• [Exercise task] Each record below must be returned exactly as shown.
++++++
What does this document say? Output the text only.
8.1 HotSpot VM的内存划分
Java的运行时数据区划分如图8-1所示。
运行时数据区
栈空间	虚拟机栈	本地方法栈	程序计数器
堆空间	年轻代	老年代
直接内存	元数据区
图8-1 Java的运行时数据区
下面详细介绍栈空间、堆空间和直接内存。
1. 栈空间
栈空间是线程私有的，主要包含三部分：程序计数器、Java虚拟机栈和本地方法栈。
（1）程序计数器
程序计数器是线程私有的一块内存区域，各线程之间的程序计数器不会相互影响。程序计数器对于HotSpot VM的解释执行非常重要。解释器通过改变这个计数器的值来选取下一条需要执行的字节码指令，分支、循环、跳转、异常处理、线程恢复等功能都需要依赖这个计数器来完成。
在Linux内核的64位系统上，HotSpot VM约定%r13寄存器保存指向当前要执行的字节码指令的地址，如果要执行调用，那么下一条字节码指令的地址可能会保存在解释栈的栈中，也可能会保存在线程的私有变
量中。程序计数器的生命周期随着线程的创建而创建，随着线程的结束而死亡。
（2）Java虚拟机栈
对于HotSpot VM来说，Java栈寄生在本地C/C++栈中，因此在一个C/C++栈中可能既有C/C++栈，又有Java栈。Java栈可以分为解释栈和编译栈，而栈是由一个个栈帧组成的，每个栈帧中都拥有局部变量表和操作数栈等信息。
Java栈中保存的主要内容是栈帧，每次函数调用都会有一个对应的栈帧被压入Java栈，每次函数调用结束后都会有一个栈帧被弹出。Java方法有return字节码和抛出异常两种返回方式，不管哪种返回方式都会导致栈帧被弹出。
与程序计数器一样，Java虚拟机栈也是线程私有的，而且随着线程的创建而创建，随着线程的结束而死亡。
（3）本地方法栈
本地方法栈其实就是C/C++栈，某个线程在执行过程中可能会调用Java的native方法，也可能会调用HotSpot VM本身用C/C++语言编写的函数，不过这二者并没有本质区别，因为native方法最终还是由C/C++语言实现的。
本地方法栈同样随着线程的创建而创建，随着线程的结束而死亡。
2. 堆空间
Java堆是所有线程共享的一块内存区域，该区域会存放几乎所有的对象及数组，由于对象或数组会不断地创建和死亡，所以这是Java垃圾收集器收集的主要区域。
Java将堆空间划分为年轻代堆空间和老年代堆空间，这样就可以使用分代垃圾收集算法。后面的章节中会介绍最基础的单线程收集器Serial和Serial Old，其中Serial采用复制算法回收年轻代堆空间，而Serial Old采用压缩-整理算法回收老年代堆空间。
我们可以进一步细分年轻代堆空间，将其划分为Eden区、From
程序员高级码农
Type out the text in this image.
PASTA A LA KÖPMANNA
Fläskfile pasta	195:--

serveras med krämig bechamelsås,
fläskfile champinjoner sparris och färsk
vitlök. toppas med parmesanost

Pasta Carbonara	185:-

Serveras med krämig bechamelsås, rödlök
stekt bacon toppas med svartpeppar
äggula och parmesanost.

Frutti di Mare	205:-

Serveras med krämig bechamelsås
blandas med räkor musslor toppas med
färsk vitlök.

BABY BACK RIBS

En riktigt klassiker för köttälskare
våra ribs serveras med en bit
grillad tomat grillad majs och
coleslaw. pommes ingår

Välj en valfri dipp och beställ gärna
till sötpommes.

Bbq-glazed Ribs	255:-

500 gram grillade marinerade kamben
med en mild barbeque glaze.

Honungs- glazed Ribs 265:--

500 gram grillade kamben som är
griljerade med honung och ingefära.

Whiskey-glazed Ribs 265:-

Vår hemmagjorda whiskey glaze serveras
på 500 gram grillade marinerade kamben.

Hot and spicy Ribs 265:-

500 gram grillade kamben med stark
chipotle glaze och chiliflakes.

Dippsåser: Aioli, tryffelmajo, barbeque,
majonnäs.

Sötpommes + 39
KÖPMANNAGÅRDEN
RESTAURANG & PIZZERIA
++++++
• [Task output]
What does this document say? Output the text only.
8.1 HotSpot VM的内存划分
Java的运行时数据区划分如图8-1所示。
运行时数据区
栈空间	虚拟机栈	本地方法栈	程序计数器
堆空间	年轻代	老年代
直接内存	元数据区
图8-1 Java的运行时数据区
下面详细介绍栈空间、堆空间和直接内存。
1. 栈空间
栈空间是线程私有的，主要包含三部分：程序计数器、Java虚拟机栈和本地方法栈。
（1）程序计数器
程序计数器是线程私有的一块内存区域，各线程之间的程序计数器不会相互影响。程序计数器对于HotSpot VM的解释执行非常重要。解释器通过改变这个计数器的值来选取下一条需要执行的字节码指令，分支、循环、跳转、异常处理、线程恢复等功能都需要依赖这个计数器来完成。
在Linux内核的64位系统上，HotSpot VM约定%r13寄存器保存指向当前要执行的字节码指令的地址，如果要执行调用，那么下一条字节码指令的地址可能会保存在解释栈的栈中，也可能会保存在线程的私有变
量中。程序计数器的生命周期随着线程的创建而创建，随着线程的结束而死亡。
（2）Java虚拟机栈
对于HotSpot VM来说，Java栈寄生在本地C/C++栈中，因此在一个C/C++栈中可能既有C/C++栈，又有Java栈。Java栈可以分为解释栈和编译栈，而栈是由一个个栈帧组成的，每个栈帧中都拥有局部变量表和操作数栈等信息。
Java栈中保存的主要内容是栈帧，每次函数调用都会有一个对应的栈帧被压入Java栈，每次函数调用结束后都会有一个栈帧被弹出。Java方法有return字节码和抛出异常两种返回方式，不管哪种返回方式都会导致栈帧被弹出。
与程序计数器一样，Java虚拟机栈也是线程私有的，而且随着线程的创建而创建，随着线程的结束而死亡。
（3）本地方法栈
本地方法栈其实就是C/C++栈，某个线程在执行过程中可能会调用Java的native方法，也可能会调用HotSpot VM本身用C/C++语言编写的函数，不过这二者并没有本质区别，因为native方法最终还是由C/C++语言实现的。
本地方法栈同样随着线程的创建而创建，随着线程的结束而死亡。
2. 堆空间
Java堆是所有线程共享的一块内存区域，该区域会存放几乎所有的对象及数组，由于对象或数组会不断地创建和死亡，所以这是Java垃圾收集器收集的主要区域。
Java将堆空间划分为年轻代堆空间和老年代堆空间，这样就可以使用分代垃圾收集算法。后面的章节中会介绍最基础的单线程收集器Serial和Serial Old，其中Serial采用复制算法回收年轻代堆空间，而Serial Old采用压缩-整理算法回收老年代堆空间。
我们可以进一步细分年轻代堆空间，将其划分为Eden区、From
程序员高级码农
Type out the text in this image.
PASTA A LA KÖPMANNA
Fläskfile pasta	195:--

serveras med krämig bechamelsås,
fläskfile champinjoner sparris och färsk
vitlök. toppas med parmesanost

Pasta Carbonara	185:-

Serveras med krämig bechamelsås, rödlök
stekt bacon toppas med svartpeppar
äggula och parmesanost.

Frutti di Mare	205:-

Serveras med krämig bechamelsås
blandas med räkor musslor toppas med
färsk vitlök.

BABY BACK RIBS

En riktigt klassiker för köttälskare
våra ribs serveras med en bit
grillad tomat grillad majs och
coleslaw. pommes ingår

Välj en valfri dipp och beställ gärna
till sötpommes.

Bbq-glazed Ribs	255:-

500 gram grillade marinerade kamben
med en mild barbeque glaze.

Honungs- glazed Ribs 265:--

500 gram grillade kamben som är
griljerade med honung och ingefära.

Whiskey-glazed Ribs 265:-

Vår hemmagjorda whiskey glaze serveras
på 500 gram grillade marinerade kamben.

Hot and spicy Ribs 265:-

500 gram grillade kamben med stark
chipotle glaze och chiliflakes.

Dippsåser: Aioli, tryffelmajo, barbeque,
majonnäs.

Sötpommes + 39
KÖPMANNAGÅRDEN
RESTAURANG & PIZZERIA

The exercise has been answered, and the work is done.